Ordinary Sunday 24, Year A
South Sydney Uniting Church
September 11, 2011

Exodus 14:19-31; Psalm 114; Romans 14:1-12; Matthew 18:21-35

For-giveness’

When Peter imagines forgiving another seven times, he alludes to perfection – seven being a biblical symbol of perfection (the Creator rests on the Seventh Day, the Sabbath, and contemplates the goodness of all that exists). Peter, probably, expects that Jesus will affirm his willingness to forgive another seven times, Peter’s perfectly theological allusion.

Jesus’ response calls for the abandonment of calculation altogether – not because he calls us to be super-forgiving humans or super-humans, but because he calls us to live out, humanly and humanely, the forgiveness we receive (which is the meaning of the parable).

All forgiveness is a gift (it is grace) – we love freely because God forgives and loves.

There’s a way to rethink forgiveness in terms broader than the morality of Peter. We may think of living in the Spirit of Love – Karen Armstrong refers to fostering “an attitude of principled, consistent altruism” [Twelve Steps to a Compassionate Life]. As much as I desire and seek mutually enriching relationships, I agree with those thinkers (like Armstrong, Kierkegaard and Derrida) who argue for love’s asymmetry – in other words, the truth of a love that gives first. Love doesn’t count the cost, love doesn’t weigh the risk of rejection before committing to another (a parent’s commitment to a child is emblematic); love is unconditional. Love gives first. Love for-gives.

It’s true, then, to say that love is difficult; love hurts, sometimes; love bears the weight of rejection. Thus, the Gospel of a Christ crucified and risen; a God-human for others; a grace that prefigures and transfigures the world.

Crucially, all this turns on a faithful (a healthy, robust, divinely inspired) notion of love. Often, I confess, I have set out “in love” mostly to impress or manipulate another, or I have been all-too willing to deny my own identity in hope of coercing another.

(Raw data):
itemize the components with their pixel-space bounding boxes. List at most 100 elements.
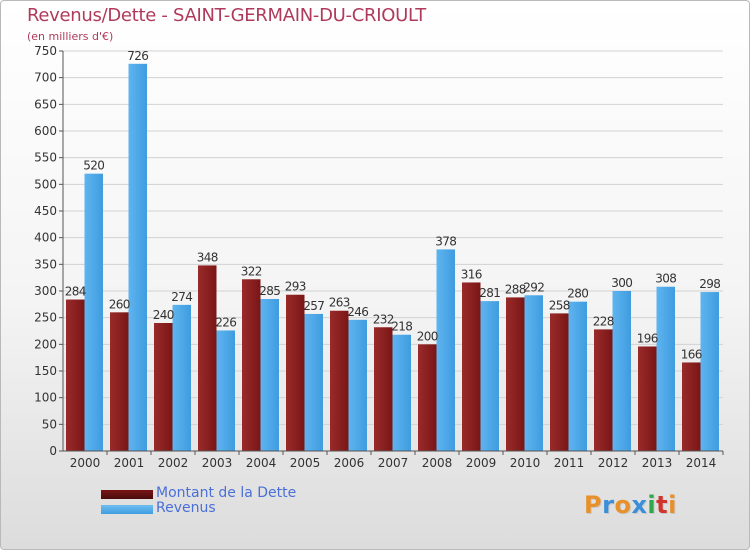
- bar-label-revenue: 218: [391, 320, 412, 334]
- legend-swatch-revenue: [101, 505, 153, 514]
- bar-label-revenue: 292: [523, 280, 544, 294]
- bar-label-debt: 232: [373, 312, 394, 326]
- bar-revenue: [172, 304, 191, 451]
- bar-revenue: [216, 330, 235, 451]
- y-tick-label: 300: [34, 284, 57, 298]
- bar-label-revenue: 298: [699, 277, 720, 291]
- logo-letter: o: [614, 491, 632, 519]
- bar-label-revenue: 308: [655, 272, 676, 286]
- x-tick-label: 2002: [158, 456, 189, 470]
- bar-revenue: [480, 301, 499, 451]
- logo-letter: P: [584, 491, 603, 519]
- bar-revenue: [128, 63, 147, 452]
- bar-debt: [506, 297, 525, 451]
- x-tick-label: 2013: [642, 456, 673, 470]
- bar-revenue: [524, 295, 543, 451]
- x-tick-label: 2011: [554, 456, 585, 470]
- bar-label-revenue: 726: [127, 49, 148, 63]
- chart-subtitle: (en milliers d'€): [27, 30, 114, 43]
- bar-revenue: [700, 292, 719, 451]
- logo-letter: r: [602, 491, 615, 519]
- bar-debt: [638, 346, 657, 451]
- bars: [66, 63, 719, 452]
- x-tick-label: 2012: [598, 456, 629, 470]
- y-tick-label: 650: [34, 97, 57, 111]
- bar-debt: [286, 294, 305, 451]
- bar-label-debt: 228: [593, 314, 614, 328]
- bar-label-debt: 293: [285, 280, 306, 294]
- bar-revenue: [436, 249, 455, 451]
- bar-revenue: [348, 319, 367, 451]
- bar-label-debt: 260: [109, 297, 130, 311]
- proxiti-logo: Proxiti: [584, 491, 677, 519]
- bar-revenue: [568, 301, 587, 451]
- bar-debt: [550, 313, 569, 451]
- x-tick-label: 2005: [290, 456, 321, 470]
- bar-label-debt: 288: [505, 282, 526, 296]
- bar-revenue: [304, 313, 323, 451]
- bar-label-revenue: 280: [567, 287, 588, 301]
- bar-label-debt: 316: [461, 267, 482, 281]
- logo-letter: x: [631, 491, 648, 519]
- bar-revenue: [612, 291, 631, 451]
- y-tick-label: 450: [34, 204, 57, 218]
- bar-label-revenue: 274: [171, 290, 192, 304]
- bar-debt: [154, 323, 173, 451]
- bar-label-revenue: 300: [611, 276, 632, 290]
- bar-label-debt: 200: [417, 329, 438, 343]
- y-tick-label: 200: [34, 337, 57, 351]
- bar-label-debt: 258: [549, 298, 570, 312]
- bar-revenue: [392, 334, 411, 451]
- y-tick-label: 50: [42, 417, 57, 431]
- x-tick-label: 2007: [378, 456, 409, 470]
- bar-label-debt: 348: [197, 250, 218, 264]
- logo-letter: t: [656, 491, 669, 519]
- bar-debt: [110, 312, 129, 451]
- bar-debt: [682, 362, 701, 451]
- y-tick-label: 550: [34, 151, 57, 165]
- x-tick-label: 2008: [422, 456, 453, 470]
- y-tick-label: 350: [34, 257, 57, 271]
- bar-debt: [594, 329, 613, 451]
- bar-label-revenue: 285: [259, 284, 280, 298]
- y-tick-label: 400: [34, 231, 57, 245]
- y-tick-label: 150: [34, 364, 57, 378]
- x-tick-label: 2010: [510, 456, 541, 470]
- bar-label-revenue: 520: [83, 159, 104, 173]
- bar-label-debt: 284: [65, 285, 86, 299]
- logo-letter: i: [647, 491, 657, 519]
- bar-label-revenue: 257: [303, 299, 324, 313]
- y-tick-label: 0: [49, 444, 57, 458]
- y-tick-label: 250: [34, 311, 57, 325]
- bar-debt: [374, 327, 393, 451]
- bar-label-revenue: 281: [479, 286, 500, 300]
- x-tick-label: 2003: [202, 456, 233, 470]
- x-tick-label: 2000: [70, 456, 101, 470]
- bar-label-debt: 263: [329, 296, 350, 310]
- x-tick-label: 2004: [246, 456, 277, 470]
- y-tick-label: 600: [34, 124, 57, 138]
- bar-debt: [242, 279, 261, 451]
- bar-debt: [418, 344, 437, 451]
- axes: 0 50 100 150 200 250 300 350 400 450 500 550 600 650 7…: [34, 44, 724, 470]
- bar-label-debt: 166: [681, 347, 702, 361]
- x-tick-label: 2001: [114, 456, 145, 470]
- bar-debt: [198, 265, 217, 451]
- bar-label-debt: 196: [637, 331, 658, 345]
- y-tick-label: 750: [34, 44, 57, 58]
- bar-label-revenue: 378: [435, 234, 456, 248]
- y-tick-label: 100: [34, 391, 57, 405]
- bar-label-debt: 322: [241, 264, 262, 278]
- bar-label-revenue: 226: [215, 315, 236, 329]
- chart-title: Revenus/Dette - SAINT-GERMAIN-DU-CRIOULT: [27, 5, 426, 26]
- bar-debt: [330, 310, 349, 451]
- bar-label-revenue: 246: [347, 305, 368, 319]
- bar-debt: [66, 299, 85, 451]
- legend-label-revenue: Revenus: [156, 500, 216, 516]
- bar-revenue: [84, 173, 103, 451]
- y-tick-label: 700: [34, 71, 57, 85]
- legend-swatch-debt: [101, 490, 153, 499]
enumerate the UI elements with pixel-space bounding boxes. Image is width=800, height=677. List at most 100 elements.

(Actions to take):
a) Answer these from the forgiveness sermon:
(i) What does the number seven symbolize in the Bible?
(ii) What book by Karen Armstrong does the sermon cite?
(iii) Whose commitment is called emblematic of a love that doesn't weigh the risk of rejection?
b) Please write down the part of the forgiveness sermon starting with "When Peter imagines" and going on through "of the parable).", word for word.

(In response):
a)
(i) Perfection.
(ii) Twelve Steps to a Compassionate Life.
(iii) A parent's commitment to a child.

b)
When Peter imagines forgiving another seven times, he alludes to perfection – seven being a biblical symbol of perfection (the Creator rests on the Seventh Day, the Sabbath, and contemplates the goodness of all that exists). Peter, probably, expects that Jesus will affirm his willingness to forgive another seven times, Peter’s perfectly theological allusion.

Jesus’ response calls for the abandonment of calculation altogether – not because he calls us to be super-forgiving humans or super-humans, but because he calls us to live out, humanly and humanely, the forgiveness we receive (which is the meaning of the parable).